_WHAT IS NEEDED_: Wherever the string "left" appears in a line, extract that line.

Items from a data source
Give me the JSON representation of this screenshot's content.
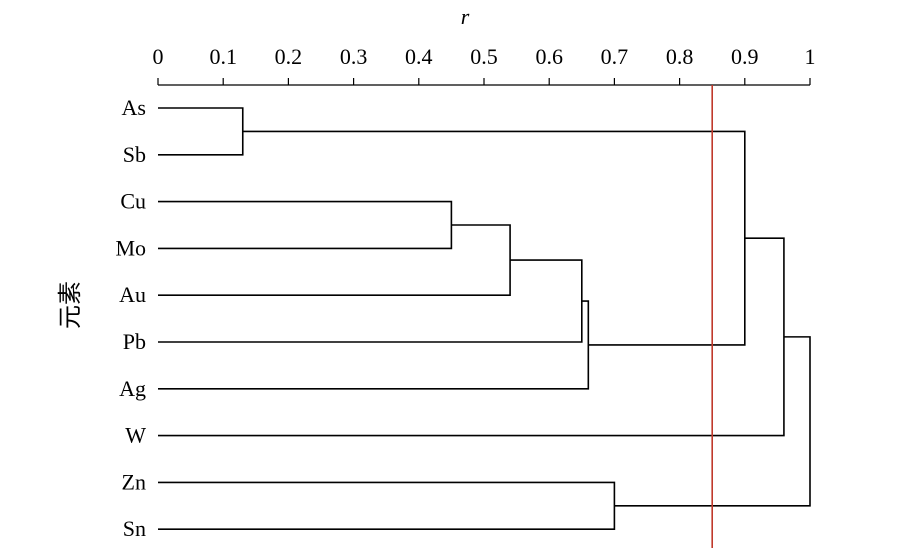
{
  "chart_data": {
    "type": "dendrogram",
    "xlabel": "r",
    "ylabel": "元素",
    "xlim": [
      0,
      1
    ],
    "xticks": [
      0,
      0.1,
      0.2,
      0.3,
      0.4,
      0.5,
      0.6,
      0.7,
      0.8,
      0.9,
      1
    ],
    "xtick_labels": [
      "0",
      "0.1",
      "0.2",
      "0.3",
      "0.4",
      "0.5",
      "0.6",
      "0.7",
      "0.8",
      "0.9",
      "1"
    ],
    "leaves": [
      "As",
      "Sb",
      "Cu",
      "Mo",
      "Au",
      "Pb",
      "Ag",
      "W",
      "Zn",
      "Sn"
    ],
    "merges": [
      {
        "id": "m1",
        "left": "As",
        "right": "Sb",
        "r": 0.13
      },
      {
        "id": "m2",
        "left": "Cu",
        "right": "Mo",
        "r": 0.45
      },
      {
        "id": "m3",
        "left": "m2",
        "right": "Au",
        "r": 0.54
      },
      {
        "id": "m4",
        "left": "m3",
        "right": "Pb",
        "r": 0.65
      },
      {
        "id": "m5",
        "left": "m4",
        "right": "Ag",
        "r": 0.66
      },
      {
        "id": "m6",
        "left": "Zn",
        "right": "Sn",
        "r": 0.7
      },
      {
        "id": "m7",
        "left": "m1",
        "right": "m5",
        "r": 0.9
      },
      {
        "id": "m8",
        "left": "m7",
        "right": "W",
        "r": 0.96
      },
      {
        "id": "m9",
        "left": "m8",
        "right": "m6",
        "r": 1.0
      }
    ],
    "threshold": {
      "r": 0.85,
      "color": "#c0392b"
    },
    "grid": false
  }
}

_PROBLEM SOLUTION_:
        "left": "As",
        "left": "Cu",
        "left": "m2",
        "left": "m3",
        "left": "m4",
        "left": "Zn",
        "left": "m1",
        "left": "m7",
        "left": "m8",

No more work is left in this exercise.